MATERIAL TO PROCESS:
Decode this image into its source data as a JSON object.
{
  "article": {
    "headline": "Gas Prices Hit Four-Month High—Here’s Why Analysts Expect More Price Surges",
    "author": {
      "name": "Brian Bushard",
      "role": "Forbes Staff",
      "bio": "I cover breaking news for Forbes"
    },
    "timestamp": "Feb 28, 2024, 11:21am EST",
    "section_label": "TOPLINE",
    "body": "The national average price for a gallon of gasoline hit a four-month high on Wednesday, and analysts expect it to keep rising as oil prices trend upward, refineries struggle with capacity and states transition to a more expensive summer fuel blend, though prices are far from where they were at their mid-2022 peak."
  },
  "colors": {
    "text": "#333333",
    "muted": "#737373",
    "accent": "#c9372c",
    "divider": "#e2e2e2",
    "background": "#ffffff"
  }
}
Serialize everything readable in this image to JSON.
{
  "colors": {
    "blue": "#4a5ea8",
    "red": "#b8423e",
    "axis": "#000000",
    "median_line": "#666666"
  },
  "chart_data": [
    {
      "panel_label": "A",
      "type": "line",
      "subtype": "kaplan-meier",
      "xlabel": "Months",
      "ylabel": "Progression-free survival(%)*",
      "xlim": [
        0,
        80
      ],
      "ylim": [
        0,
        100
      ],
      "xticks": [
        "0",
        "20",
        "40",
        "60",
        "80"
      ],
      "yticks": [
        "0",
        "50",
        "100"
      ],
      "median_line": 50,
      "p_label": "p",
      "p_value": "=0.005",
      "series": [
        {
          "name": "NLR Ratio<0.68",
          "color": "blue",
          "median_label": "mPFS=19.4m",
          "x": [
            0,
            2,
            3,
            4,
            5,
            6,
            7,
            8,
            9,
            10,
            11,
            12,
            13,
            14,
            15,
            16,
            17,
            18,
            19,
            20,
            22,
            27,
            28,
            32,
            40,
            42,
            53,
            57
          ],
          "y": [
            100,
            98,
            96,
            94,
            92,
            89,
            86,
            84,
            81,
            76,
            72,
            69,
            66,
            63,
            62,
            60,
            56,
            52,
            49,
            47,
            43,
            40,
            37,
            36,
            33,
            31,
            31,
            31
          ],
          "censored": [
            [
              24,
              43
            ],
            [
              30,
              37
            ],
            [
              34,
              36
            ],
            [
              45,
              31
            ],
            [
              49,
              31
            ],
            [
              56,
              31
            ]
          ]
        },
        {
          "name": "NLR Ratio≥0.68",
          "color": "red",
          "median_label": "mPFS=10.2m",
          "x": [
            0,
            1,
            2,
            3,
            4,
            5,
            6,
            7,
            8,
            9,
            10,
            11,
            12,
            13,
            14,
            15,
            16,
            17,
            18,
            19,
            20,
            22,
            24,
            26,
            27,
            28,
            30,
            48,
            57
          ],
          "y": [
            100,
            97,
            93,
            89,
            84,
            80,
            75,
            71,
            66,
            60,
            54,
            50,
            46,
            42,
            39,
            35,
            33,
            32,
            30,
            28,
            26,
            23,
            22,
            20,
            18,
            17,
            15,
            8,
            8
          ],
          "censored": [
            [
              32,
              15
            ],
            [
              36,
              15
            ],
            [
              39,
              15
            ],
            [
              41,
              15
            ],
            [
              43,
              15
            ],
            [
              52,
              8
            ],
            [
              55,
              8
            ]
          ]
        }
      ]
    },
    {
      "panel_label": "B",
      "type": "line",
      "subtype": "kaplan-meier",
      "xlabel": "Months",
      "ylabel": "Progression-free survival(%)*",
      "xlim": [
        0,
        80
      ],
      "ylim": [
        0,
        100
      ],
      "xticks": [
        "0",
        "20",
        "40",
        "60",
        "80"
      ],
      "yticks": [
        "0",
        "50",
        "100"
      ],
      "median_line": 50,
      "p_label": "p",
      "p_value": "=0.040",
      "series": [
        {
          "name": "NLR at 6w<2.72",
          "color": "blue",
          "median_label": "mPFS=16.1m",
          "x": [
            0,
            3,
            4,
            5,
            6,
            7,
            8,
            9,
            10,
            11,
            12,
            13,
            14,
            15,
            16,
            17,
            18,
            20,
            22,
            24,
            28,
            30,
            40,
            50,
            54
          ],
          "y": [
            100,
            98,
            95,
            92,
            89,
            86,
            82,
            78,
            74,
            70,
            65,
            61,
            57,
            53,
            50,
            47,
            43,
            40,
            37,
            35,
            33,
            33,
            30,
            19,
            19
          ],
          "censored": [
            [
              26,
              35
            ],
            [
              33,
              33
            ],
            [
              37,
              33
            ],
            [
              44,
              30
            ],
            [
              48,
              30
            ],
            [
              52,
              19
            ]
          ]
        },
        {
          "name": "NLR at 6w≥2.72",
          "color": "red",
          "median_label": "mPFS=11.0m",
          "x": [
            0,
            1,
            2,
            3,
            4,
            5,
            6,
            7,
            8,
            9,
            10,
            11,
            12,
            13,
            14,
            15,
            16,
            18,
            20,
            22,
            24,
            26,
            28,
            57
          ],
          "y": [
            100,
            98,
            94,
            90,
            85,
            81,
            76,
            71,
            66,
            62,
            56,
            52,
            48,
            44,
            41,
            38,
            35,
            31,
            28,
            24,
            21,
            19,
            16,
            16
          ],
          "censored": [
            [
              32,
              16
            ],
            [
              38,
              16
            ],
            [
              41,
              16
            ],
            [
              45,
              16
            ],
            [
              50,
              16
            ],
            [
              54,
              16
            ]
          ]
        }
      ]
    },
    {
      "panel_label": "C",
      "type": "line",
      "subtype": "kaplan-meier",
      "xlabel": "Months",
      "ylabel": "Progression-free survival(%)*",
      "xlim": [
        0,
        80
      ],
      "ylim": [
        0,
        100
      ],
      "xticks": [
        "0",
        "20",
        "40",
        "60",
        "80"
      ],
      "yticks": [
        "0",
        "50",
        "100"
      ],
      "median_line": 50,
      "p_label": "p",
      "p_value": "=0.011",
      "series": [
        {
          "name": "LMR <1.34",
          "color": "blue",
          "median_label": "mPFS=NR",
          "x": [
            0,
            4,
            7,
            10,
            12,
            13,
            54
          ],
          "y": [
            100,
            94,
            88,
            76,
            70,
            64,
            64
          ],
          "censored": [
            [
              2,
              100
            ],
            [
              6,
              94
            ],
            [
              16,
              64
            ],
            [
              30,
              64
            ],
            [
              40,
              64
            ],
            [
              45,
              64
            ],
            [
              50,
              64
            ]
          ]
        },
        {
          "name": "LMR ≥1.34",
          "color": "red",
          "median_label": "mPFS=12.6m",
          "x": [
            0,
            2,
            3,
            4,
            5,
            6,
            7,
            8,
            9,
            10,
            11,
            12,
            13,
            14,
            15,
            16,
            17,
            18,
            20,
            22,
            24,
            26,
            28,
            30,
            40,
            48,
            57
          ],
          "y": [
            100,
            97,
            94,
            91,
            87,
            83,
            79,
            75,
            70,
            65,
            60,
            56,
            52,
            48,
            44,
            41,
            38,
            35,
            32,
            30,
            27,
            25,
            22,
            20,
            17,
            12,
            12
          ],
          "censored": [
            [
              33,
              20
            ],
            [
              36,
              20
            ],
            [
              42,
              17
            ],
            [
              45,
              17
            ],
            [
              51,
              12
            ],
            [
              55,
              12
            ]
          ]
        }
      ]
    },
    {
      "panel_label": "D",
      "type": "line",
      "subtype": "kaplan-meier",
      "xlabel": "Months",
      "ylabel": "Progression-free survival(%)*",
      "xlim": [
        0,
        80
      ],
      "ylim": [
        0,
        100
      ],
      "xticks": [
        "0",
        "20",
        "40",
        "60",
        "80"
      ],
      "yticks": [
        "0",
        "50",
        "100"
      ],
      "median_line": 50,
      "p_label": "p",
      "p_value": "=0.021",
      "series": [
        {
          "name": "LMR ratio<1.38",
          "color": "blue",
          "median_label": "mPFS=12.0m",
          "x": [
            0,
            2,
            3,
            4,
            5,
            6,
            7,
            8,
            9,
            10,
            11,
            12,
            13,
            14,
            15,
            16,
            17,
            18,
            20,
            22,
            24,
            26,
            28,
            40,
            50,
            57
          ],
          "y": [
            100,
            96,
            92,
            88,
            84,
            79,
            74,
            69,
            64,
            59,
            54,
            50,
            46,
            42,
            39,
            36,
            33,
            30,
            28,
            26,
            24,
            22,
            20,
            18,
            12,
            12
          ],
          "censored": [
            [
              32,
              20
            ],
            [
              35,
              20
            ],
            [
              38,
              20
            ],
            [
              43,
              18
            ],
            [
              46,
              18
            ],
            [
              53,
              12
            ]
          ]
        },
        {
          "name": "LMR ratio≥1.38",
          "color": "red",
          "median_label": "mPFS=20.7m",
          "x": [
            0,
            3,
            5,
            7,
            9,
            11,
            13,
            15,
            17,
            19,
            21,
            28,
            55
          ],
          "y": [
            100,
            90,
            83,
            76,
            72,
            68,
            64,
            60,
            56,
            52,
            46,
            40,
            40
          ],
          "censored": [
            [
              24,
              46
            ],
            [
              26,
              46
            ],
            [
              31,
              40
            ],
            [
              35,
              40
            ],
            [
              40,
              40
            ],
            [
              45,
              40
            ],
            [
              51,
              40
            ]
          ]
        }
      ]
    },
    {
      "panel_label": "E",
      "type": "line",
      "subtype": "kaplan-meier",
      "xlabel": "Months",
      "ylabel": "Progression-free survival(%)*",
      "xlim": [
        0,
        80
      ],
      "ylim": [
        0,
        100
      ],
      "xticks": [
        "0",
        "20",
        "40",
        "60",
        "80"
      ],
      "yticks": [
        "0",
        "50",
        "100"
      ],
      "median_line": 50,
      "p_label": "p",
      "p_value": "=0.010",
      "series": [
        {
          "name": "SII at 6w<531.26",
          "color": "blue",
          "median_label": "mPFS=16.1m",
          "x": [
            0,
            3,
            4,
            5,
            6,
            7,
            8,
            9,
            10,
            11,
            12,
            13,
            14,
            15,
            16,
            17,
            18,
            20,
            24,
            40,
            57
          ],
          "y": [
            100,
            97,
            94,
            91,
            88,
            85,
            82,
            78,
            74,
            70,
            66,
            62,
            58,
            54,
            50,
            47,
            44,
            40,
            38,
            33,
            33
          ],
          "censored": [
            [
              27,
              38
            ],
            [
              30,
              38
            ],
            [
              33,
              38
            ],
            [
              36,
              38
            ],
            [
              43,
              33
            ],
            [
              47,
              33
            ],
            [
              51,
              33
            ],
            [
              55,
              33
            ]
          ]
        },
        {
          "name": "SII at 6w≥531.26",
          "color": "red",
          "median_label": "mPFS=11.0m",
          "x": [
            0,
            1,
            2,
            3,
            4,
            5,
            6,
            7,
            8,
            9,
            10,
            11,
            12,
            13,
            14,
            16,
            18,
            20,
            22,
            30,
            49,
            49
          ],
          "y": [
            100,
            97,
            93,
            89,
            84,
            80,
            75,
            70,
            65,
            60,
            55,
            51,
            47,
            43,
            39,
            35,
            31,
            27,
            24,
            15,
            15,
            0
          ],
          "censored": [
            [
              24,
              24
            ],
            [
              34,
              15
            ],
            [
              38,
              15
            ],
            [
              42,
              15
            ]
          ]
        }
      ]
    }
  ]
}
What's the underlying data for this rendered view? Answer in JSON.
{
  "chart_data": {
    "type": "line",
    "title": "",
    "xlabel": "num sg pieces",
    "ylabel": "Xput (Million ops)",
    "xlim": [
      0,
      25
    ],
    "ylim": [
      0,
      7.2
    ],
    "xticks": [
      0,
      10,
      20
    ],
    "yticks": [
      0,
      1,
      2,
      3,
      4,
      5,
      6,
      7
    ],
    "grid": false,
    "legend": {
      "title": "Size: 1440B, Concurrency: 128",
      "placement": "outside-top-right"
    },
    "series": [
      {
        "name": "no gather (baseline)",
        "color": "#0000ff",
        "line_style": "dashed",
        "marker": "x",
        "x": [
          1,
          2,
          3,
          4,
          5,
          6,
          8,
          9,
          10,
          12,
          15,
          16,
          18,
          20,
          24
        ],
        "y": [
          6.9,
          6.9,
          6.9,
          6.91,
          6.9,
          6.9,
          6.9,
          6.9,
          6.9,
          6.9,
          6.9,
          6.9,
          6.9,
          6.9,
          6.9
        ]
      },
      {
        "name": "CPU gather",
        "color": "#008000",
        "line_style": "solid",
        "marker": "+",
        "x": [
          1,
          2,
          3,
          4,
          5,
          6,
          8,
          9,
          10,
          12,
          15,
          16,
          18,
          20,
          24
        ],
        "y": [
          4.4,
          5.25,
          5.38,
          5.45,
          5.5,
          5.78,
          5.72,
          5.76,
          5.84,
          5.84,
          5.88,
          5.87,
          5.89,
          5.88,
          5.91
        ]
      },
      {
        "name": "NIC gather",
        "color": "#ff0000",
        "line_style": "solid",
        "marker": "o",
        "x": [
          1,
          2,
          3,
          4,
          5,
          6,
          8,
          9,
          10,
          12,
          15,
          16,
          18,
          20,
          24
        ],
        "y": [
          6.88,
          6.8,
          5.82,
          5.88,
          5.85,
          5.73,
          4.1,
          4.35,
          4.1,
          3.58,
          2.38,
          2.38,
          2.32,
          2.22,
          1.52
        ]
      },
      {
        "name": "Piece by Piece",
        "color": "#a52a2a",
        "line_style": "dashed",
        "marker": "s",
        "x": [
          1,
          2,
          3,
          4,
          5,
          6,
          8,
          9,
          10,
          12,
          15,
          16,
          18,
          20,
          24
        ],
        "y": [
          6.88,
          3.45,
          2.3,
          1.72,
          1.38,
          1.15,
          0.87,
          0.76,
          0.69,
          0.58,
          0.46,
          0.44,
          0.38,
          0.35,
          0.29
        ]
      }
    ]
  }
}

WHAT IS REQUIRED:
Find each line holding "gather". Copy it out.

SOLUTION BELOW:
        "name": "no gather (baseline)",
        "name": "CPU gather",
        "name": "NIC gather",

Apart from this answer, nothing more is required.